BEGIN

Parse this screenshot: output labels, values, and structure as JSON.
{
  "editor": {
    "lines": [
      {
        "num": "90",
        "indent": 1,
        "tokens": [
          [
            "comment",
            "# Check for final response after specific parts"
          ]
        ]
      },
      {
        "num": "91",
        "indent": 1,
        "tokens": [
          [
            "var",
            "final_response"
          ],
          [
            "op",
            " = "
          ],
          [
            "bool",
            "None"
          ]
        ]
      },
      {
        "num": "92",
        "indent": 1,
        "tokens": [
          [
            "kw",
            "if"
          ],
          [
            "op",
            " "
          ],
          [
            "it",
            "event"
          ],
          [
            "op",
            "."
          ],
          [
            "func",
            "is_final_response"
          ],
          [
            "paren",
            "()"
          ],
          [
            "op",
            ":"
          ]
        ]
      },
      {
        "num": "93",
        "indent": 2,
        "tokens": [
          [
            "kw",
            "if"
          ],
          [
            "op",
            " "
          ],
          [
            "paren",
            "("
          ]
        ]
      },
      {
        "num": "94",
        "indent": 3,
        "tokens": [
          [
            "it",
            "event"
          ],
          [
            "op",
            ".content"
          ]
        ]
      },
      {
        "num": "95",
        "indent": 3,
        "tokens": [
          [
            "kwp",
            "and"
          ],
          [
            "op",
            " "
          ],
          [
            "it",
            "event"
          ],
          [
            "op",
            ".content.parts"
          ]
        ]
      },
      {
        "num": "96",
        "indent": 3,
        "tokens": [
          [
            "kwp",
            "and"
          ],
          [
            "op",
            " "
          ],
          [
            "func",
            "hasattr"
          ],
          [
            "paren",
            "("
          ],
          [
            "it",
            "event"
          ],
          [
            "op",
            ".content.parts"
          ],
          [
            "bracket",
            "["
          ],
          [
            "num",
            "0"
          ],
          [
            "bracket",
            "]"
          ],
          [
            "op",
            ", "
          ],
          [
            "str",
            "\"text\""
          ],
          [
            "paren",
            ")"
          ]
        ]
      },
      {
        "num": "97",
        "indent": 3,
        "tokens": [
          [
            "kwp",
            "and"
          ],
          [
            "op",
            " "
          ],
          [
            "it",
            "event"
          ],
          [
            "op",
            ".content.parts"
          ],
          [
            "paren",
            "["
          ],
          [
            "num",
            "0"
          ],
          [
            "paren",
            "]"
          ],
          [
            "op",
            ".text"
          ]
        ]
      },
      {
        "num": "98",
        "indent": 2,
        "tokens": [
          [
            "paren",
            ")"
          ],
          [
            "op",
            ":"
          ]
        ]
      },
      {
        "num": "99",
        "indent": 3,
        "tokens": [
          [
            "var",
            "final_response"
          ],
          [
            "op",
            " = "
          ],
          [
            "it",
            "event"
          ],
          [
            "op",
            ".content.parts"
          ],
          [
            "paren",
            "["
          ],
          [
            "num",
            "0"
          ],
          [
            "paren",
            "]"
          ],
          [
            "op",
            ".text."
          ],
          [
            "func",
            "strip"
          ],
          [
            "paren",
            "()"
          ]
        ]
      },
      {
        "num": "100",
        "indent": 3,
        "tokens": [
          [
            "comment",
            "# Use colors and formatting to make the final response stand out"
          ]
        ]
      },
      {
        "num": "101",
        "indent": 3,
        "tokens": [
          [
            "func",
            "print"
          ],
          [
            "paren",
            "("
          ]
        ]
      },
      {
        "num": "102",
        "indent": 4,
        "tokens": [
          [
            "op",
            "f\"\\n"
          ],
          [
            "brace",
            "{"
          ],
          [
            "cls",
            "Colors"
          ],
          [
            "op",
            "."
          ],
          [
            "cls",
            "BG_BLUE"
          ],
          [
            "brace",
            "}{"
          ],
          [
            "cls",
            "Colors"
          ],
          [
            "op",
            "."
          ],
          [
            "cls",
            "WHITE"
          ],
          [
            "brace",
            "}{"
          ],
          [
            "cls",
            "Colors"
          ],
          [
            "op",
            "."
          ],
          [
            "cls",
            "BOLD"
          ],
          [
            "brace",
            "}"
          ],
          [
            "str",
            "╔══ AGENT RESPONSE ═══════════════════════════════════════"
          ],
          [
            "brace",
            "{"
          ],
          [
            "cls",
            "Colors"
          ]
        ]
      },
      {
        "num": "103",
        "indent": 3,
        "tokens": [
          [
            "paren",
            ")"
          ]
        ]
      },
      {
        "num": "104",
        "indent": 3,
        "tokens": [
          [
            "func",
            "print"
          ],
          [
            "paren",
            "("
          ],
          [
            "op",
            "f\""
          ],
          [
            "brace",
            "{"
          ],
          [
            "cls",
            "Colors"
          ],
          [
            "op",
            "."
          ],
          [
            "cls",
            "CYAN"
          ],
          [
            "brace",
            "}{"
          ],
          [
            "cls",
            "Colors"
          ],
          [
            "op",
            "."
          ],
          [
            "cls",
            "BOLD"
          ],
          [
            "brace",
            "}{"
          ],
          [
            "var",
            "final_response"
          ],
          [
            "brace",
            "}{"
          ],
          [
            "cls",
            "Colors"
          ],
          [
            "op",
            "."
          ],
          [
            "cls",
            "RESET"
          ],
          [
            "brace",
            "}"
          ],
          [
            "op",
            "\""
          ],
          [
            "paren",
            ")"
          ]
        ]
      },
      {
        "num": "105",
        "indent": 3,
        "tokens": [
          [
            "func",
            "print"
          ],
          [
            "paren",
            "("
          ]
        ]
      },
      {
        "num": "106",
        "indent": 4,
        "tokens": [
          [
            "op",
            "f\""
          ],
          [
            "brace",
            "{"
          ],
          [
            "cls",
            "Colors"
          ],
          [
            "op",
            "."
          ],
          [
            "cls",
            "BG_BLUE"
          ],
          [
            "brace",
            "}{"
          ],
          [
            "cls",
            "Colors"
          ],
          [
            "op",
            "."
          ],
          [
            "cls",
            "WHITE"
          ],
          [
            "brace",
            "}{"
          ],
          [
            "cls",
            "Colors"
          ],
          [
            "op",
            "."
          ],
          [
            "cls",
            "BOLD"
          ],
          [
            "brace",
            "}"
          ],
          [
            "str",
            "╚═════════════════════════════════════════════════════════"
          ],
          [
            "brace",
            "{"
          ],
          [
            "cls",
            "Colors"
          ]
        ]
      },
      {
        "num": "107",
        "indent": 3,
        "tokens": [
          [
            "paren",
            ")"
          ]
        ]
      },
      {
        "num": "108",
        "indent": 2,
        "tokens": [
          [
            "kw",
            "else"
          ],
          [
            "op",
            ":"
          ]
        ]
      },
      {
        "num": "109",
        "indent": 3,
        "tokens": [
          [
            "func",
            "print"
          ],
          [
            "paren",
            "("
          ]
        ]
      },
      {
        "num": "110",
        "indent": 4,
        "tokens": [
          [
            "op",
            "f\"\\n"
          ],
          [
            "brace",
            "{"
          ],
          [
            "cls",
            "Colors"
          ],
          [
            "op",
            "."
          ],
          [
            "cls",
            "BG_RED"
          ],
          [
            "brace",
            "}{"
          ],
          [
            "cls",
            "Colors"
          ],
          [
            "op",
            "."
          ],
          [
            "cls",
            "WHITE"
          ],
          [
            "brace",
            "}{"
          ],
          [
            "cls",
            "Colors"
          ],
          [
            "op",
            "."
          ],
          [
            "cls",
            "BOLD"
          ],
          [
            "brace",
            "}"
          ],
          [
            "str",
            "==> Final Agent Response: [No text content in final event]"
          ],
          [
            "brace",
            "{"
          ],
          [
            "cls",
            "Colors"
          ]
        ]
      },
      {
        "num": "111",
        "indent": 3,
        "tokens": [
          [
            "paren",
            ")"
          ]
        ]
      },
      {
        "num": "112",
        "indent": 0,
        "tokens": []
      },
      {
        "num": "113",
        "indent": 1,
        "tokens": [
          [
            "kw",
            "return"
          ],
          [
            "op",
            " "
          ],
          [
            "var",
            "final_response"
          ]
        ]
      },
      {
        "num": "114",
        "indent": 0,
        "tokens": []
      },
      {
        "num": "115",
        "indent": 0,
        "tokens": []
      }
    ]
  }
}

END

▶ **Problem description**: From the entries above, return each line with the word "text" in it.

▶ **Solved exercise**:
            "\"text\""
            ".text"
            ".text."
            "==> Final Agent Response: [No text content in final event]"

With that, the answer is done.